### The exercise:
Print the listing below exactly.

>> start Dataset content

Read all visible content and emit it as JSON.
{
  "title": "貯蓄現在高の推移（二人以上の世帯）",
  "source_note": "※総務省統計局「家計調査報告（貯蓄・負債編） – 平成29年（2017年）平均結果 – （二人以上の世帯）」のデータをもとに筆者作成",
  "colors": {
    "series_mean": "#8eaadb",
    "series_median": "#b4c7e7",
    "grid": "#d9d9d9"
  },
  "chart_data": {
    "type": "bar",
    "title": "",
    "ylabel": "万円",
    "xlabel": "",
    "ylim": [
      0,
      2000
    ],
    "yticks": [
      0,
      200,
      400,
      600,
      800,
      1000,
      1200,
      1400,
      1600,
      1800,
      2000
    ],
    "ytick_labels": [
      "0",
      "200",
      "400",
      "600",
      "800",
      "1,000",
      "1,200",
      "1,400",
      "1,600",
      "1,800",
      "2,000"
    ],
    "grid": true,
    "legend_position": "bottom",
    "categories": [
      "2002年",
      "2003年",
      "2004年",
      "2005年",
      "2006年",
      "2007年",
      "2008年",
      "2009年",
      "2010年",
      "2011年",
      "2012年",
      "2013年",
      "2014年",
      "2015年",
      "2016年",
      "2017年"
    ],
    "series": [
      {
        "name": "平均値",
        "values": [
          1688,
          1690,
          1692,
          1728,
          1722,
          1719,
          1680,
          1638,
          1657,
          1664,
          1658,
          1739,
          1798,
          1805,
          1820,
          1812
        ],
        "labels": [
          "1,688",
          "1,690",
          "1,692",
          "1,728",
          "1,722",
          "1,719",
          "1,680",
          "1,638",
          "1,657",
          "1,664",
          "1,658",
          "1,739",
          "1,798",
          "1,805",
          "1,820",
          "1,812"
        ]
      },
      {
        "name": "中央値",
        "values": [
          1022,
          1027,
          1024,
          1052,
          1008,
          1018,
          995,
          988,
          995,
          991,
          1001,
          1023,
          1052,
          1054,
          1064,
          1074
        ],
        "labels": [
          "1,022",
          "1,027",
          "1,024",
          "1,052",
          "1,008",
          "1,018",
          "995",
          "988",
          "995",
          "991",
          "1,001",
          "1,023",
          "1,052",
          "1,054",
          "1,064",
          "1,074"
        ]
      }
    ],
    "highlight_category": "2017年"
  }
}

>> end Dataset content

### Answer to this task:
Read all visible content and emit it as JSON.
{
  "title": "貯蓄現在高の推移（二人以上の世帯）",
  "source_note": "※総務省統計局「家計調査報告（貯蓄・負債編） – 平成29年（2017年）平均結果 – （二人以上の世帯）」のデータをもとに筆者作成",
  "colors": {
    "series_mean": "#8eaadb",
    "series_median": "#b4c7e7",
    "grid": "#d9d9d9"
  },
  "chart_data": {
    "type": "bar",
    "title": "",
    "ylabel": "万円",
    "xlabel": "",
    "ylim": [
      0,
      2000
    ],
    "yticks": [
      0,
      200,
      400,
      600,
      800,
      1000,
      1200,
      1400,
      1600,
      1800,
      2000
    ],
    "ytick_labels": [
      "0",
      "200",
      "400",
      "600",
      "800",
      "1,000",
      "1,200",
      "1,400",
      "1,600",
      "1,800",
      "2,000"
    ],
    "grid": true,
    "legend_position": "bottom",
    "categories": [
      "2002年",
      "2003年",
      "2004年",
      "2005年",
      "2006年",
      "2007年",
      "2008年",
      "2009年",
      "2010年",
      "2011年",
      "2012年",
      "2013年",
      "2014年",
      "2015年",
      "2016年",
      "2017年"
    ],
    "series": [
      {
        "name": "平均値",
        "values": [
          1688,
          1690,
          1692,
          1728,
          1722,
          1719,
          1680,
          1638,
          1657,
          1664,
          1658,
          1739,
          1798,
          1805,
          1820,
          1812
        ],
        "labels": [
          "1,688",
          "1,690",
          "1,692",
          "1,728",
          "1,722",
          "1,719",
          "1,680",
          "1,638",
          "1,657",
          "1,664",
          "1,658",
          "1,739",
          "1,798",
          "1,805",
          "1,820",
          "1,812"
        ]
      },
      {
        "name": "中央値",
        "values": [
          1022,
          1027,
          1024,
          1052,
          1008,
          1018,
          995,
          988,
          995,
          991,
          1001,
          1023,
          1052,
          1054,
          1064,
          1074
        ],
        "labels": [
          "1,022",
          "1,027",
          "1,024",
          "1,052",
          "1,008",
          "1,018",
          "995",
          "988",
          "995",
          "991",
          "1,001",
          "1,023",
          "1,052",
          "1,054",
          "1,064",
          "1,074"
        ]
      }
    ],
    "highlight_category": "2017年"
  }
}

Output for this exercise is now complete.